Records from a dataset:
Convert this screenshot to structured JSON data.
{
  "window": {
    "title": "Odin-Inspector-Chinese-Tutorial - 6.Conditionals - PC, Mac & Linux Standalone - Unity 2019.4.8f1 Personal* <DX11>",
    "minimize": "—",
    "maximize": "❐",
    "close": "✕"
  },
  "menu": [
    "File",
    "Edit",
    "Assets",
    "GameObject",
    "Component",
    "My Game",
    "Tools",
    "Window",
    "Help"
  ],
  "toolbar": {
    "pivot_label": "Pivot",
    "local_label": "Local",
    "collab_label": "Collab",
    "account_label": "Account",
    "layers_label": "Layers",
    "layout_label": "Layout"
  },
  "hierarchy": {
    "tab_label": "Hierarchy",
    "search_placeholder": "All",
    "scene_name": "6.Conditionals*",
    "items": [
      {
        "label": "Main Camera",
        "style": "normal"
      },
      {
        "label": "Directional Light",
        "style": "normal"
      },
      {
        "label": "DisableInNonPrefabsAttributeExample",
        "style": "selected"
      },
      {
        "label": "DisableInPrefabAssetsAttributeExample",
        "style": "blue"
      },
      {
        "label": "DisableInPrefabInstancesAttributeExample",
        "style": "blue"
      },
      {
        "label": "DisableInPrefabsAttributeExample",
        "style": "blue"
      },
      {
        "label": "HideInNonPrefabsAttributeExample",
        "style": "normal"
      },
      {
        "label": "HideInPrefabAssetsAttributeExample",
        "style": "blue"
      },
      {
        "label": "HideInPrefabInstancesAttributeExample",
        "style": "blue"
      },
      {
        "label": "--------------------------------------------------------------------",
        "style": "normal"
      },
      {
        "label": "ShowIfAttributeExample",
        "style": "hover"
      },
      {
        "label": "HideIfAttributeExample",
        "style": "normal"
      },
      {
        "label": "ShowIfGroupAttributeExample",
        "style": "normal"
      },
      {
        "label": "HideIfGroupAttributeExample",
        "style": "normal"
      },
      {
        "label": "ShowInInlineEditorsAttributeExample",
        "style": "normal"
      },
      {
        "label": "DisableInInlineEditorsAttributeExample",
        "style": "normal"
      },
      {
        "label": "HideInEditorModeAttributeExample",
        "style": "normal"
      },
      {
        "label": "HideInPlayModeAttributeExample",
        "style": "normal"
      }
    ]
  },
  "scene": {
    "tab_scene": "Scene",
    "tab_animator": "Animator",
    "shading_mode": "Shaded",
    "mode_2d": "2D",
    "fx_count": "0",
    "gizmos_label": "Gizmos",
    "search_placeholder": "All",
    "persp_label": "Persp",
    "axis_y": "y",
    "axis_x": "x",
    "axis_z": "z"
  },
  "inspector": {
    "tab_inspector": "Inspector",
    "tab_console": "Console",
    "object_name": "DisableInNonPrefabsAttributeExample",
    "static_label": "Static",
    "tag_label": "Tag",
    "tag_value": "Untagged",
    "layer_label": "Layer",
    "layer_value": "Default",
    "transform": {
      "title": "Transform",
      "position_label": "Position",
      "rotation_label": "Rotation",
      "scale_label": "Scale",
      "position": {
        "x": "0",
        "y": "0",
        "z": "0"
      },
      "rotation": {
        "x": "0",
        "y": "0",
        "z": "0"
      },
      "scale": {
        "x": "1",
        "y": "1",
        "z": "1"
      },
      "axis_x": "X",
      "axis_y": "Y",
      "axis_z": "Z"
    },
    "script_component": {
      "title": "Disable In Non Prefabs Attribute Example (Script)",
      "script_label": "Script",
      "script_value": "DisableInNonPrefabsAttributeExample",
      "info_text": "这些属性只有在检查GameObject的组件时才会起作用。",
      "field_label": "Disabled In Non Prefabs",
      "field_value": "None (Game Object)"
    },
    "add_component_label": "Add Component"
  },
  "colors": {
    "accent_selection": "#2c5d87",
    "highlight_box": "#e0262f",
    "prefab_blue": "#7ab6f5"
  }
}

> _DIRECTIVE_: Write out all records exactly, keeping every detail.

> _SOLUTION TO THIS TASK_:
Convert this screenshot to structured JSON data.
{
  "window": {
    "title": "Odin-Inspector-Chinese-Tutorial - 6.Conditionals - PC, Mac & Linux Standalone - Unity 2019.4.8f1 Personal* <DX11>",
    "minimize": "—",
    "maximize": "❐",
    "close": "✕"
  },
  "menu": [
    "File",
    "Edit",
    "Assets",
    "GameObject",
    "Component",
    "My Game",
    "Tools",
    "Window",
    "Help"
  ],
  "toolbar": {
    "pivot_label": "Pivot",
    "local_label": "Local",
    "collab_label": "Collab",
    "account_label": "Account",
    "layers_label": "Layers",
    "layout_label": "Layout"
  },
  "hierarchy": {
    "tab_label": "Hierarchy",
    "search_placeholder": "All",
    "scene_name": "6.Conditionals*",
    "items": [
      {
        "label": "Main Camera",
        "style": "normal"
      },
      {
        "label": "Directional Light",
        "style": "normal"
      },
      {
        "label": "DisableInNonPrefabsAttributeExample",
        "style": "selected"
      },
      {
        "label": "DisableInPrefabAssetsAttributeExample",
        "style": "blue"
      },
      {
        "label": "DisableInPrefabInstancesAttributeExample",
        "style": "blue"
      },
      {
        "label": "DisableInPrefabsAttributeExample",
        "style": "blue"
      },
      {
        "label": "HideInNonPrefabsAttributeExample",
        "style": "normal"
      },
      {
        "label": "HideInPrefabAssetsAttributeExample",
        "style": "blue"
      },
      {
        "label": "HideInPrefabInstancesAttributeExample",
        "style": "blue"
      },
      {
        "label": "--------------------------------------------------------------------",
        "style": "normal"
      },
      {
        "label": "ShowIfAttributeExample",
        "style": "hover"
      },
      {
        "label": "HideIfAttributeExample",
        "style": "normal"
      },
      {
        "label": "ShowIfGroupAttributeExample",
        "style": "normal"
      },
      {
        "label": "HideIfGroupAttributeExample",
        "style": "normal"
      },
      {
        "label": "ShowInInlineEditorsAttributeExample",
        "style": "normal"
      },
      {
        "label": "DisableInInlineEditorsAttributeExample",
        "style": "normal"
      },
      {
        "label": "HideInEditorModeAttributeExample",
        "style": "normal"
      },
      {
        "label": "HideInPlayModeAttributeExample",
        "style": "normal"
      }
    ]
  },
  "scene": {
    "tab_scene": "Scene",
    "tab_animator": "Animator",
    "shading_mode": "Shaded",
    "mode_2d": "2D",
    "fx_count": "0",
    "gizmos_label": "Gizmos",
    "search_placeholder": "All",
    "persp_label": "Persp",
    "axis_y": "y",
    "axis_x": "x",
    "axis_z": "z"
  },
  "inspector": {
    "tab_inspector": "Inspector",
    "tab_console": "Console",
    "object_name": "DisableInNonPrefabsAttributeExample",
    "static_label": "Static",
    "tag_label": "Tag",
    "tag_value": "Untagged",
    "layer_label": "Layer",
    "layer_value": "Default",
    "transform": {
      "title": "Transform",
      "position_label": "Position",
      "rotation_label": "Rotation",
      "scale_label": "Scale",
      "position": {
        "x": "0",
        "y": "0",
        "z": "0"
      },
      "rotation": {
        "x": "0",
        "y": "0",
        "z": "0"
      },
      "scale": {
        "x": "1",
        "y": "1",
        "z": "1"
      },
      "axis_x": "X",
      "axis_y": "Y",
      "axis_z": "Z"
    },
    "script_component": {
      "title": "Disable In Non Prefabs Attribute Example (Script)",
      "script_label": "Script",
      "script_value": "DisableInNonPrefabsAttributeExample",
      "info_text": "这些属性只有在检查GameObject的组件时才会起作用。",
      "field_label": "Disabled In Non Prefabs",
      "field_value": "None (Game Object)"
    },
    "add_component_label": "Add Component"
  },
  "colors": {
    "accent_selection": "#2c5d87",
    "highlight_box": "#e0262f",
    "prefab_blue": "#7ab6f5"
  }
}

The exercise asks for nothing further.